■ Objetivo de la tarea
Responde estas preguntas a partir del fragmento sobre el cambio de hora:
1. ¿Qué basta con escribir en Google para conocer la hora?
2. ¿En qué obra escribió Carmen Martín Gaite sobre la dureza de las mudanzas?
3. ¿Cómo está el cielo siempre que quien escribe sale del periódico, salvo unas pocas semanas del verano?

━━ Fragmento del texto ━━

Resulta tan sencillo como escribir "qué hora es" en Google para conocer el tiempo en su detalle. La página muestra incluso la ciudad en la que estás, por si acaso el olvido. Aquello para lo que tu buscador no obtiene respuesta no suele existir, aunque quizá sea lo único que importe. Mi abuela se pasaba casi un mes repreguntando, tras los ajustes de la hora de otoño y verano: " pero pola nova ou pola vella?" Solo se acostumbraba al horario nuevo cuando lo podía medir: " xa se lles conoce ós días, cada vez van a menos" (así, en el gallego dialectal con el que desaprendía la normativa que dan en el colegio).

Los cambios, incluso para mejor, resultan incómodos y agotadores. Como escribió Carmen Martín Gaite en Lo raro es vivir, cualquier mudanza, aunque no se tenga demasiado apego a los objetos, es dura de por sí, no sólo por lo que hay que tirar, sino por lo que en otras ocasiones ya se tiró.

Salvo por unas pocas semanas del verano, siempre que salgo del periódico es de noche. Da la sensación de que, aunque otra vez parecía imposible, hemos vencido a la jornada de nuevo. Podría acostumbrarme a los reajustes continuos del reloj, una vez cada diez semanas, dos al mes, depende.

━━━
━━ Conjunto de entradas ━━

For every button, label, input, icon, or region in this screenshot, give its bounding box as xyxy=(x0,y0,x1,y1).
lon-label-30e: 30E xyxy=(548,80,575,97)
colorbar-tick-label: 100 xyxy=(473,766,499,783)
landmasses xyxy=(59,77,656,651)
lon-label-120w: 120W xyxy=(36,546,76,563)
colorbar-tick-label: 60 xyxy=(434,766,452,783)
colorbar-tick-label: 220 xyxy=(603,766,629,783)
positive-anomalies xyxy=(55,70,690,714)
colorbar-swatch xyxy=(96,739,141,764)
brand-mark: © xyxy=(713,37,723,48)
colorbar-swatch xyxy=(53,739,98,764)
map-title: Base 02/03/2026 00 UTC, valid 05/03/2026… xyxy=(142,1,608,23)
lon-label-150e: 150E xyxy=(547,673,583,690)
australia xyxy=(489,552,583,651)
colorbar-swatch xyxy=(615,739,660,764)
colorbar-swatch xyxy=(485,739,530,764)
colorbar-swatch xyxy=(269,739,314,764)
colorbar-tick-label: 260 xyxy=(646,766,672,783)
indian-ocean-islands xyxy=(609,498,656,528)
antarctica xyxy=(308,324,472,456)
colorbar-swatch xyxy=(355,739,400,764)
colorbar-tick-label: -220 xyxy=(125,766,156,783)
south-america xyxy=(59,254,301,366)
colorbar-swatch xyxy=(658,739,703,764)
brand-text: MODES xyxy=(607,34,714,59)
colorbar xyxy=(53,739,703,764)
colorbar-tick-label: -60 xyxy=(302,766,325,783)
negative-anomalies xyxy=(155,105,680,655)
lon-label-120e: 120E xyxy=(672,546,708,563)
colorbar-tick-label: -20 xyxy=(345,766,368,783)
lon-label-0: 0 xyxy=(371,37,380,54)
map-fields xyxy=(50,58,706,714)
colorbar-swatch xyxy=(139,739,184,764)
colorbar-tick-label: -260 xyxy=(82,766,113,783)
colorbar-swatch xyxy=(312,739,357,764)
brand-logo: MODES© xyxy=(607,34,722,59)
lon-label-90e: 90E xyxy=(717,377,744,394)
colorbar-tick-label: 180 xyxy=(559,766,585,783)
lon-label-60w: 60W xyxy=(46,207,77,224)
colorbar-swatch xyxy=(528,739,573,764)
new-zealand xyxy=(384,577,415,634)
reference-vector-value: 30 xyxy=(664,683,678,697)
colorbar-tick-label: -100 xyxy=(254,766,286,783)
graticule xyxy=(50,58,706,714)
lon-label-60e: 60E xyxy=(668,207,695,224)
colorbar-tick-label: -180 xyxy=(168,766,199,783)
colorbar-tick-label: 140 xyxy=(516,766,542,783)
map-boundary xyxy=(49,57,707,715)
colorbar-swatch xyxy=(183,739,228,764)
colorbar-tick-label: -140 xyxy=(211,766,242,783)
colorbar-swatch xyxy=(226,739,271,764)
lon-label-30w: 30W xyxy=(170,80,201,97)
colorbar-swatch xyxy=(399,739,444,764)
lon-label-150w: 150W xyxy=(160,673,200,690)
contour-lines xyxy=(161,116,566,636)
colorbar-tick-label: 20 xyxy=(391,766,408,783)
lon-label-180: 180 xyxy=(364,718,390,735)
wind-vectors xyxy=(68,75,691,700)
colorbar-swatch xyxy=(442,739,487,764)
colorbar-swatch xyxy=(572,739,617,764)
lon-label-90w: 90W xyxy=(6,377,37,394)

━━━

■ Respuesta
1. Basta con escribir "qué hora es".
2. Lo escribió en Lo raro es vivir.
3. Siempre es de noche.